▶ Written instruction: Repeat every record below exactly, leaving out the pictures.

Records shown start

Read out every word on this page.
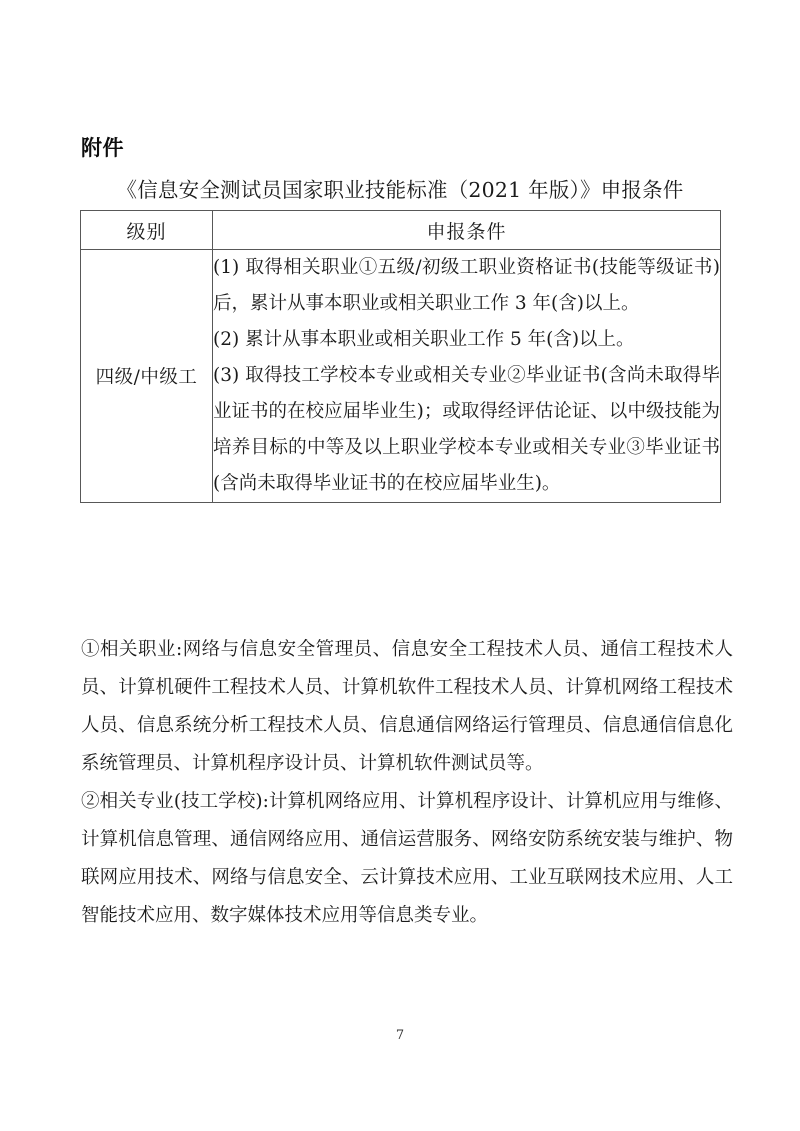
附件
《信息安全测试员国家职业技能标准（2021 年版）》申报条件
级别	申报条件
四级/中级工	(1) 取得相关职业①五级/初级工职业资格证书(技能等级证书)后，累计从事本职业或相关职业工作 3 年(含)以上。

(2) 累计从事本职业或相关职业工作 5 年(含)以上。

(3) 取得技工学校本专业或相关专业②毕业证书(含尚未取得毕业证书的在校应届毕业生)；或取得经评估论证、以中级技能为培养目标的中等及以上职业学校本专业或相关专业③毕业证书(含尚未取得毕业证书的在校应届毕业生)。

①相关职业:网络与信息安全管理员、信息安全工程技术人员、通信工程技术人员、计算机硬件工程技术人员、计算机软件工程技术人员、计算机网络工程技术人员、信息系统分析工程技术人员、信息通信网络运行管理员、信息通信信息化系统管理员、计算机程序设计员、计算机软件测试员等。

②相关专业(技工学校):计算机网络应用、计算机程序设计、计算机应用与维修、计算机信息管理、通信网络应用、通信运营服务、网络安防系统安装与维护、物联网应用技术、网络与信息安全、云计算技术应用、工业互联网技术应用、人工智能技术应用、数字媒体技术应用等信息类专业。

7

Records shown end

▶ Written solution:
Read out every word on this page.
附件
《信息安全测试员国家职业技能标准（2021 年版）》申报条件
级别	申报条件
四级/中级工	(1) 取得相关职业①五级/初级工职业资格证书(技能等级证书)后，累计从事本职业或相关职业工作 3 年(含)以上。

(2) 累计从事本职业或相关职业工作 5 年(含)以上。

(3) 取得技工学校本专业或相关专业②毕业证书(含尚未取得毕业证书的在校应届毕业生)；或取得经评估论证、以中级技能为培养目标的中等及以上职业学校本专业或相关专业③毕业证书(含尚未取得毕业证书的在校应届毕业生)。

①相关职业:网络与信息安全管理员、信息安全工程技术人员、通信工程技术人员、计算机硬件工程技术人员、计算机软件工程技术人员、计算机网络工程技术人员、信息系统分析工程技术人员、信息通信网络运行管理员、信息通信信息化系统管理员、计算机程序设计员、计算机软件测试员等。

②相关专业(技工学校):计算机网络应用、计算机程序设计、计算机应用与维修、计算机信息管理、通信网络应用、通信运营服务、网络安防系统安装与维护、物联网应用技术、网络与信息安全、云计算技术应用、工业互联网技术应用、人工智能技术应用、数字媒体技术应用等信息类专业。

7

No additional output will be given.